→ WHAT YOU SHOULD DO:
From the listing that follows, extract every line and set it down unaltered.

→ ENTRIES:
++++++++
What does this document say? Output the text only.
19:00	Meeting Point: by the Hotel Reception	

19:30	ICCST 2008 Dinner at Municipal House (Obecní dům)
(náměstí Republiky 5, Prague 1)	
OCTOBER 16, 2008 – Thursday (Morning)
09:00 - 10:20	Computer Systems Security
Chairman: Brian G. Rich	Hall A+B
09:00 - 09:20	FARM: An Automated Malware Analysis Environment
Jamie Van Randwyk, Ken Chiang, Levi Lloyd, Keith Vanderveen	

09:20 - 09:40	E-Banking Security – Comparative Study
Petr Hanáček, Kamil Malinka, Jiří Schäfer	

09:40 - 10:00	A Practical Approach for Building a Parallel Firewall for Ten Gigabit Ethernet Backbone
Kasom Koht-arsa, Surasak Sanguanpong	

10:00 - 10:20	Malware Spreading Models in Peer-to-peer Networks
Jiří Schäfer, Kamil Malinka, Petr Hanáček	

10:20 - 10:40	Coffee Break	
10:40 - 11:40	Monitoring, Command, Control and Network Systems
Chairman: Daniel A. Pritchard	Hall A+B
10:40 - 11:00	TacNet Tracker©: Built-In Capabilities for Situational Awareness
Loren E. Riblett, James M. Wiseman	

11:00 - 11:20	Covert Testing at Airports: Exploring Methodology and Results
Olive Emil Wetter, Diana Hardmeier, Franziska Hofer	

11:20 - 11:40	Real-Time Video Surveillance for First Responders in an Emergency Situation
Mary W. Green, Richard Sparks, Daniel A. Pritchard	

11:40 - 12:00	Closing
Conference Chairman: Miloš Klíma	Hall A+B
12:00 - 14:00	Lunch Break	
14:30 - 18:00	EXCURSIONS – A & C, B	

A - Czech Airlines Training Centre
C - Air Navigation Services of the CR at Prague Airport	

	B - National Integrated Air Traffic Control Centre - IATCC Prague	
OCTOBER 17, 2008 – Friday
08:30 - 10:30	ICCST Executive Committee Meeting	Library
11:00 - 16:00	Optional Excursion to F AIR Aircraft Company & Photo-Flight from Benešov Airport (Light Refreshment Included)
++++++++
→ WRITTEN RESPONSE:
What does this document say? Output the text only.
19:00	Meeting Point: by the Hotel Reception	

19:30	ICCST 2008 Dinner at Municipal House (Obecní dům)
(náměstí Republiky 5, Prague 1)	
OCTOBER 16, 2008 – Thursday (Morning)
09:00 - 10:20	Computer Systems Security
Chairman: Brian G. Rich	Hall A+B
09:00 - 09:20	FARM: An Automated Malware Analysis Environment
Jamie Van Randwyk, Ken Chiang, Levi Lloyd, Keith Vanderveen	

09:20 - 09:40	E-Banking Security – Comparative Study
Petr Hanáček, Kamil Malinka, Jiří Schäfer	

09:40 - 10:00	A Practical Approach for Building a Parallel Firewall for Ten Gigabit Ethernet Backbone
Kasom Koht-arsa, Surasak Sanguanpong	

10:00 - 10:20	Malware Spreading Models in Peer-to-peer Networks
Jiří Schäfer, Kamil Malinka, Petr Hanáček	

10:20 - 10:40	Coffee Break	
10:40 - 11:40	Monitoring, Command, Control and Network Systems
Chairman: Daniel A. Pritchard	Hall A+B
10:40 - 11:00	TacNet Tracker©: Built-In Capabilities for Situational Awareness
Loren E. Riblett, James M. Wiseman	

11:00 - 11:20	Covert Testing at Airports: Exploring Methodology and Results
Olive Emil Wetter, Diana Hardmeier, Franziska Hofer	

11:20 - 11:40	Real-Time Video Surveillance for First Responders in an Emergency Situation
Mary W. Green, Richard Sparks, Daniel A. Pritchard	

11:40 - 12:00	Closing
Conference Chairman: Miloš Klíma	Hall A+B
12:00 - 14:00	Lunch Break	
14:30 - 18:00	EXCURSIONS – A & C, B	

A - Czech Airlines Training Centre
C - Air Navigation Services of the CR at Prague Airport	

	B - National Integrated Air Traffic Control Centre - IATCC Prague	
OCTOBER 17, 2008 – Friday
08:30 - 10:30	ICCST Executive Committee Meeting	Library
11:00 - 16:00	Optional Excursion to F AIR Aircraft Company & Photo-Flight from Benešov Airport (Light Refreshment Included)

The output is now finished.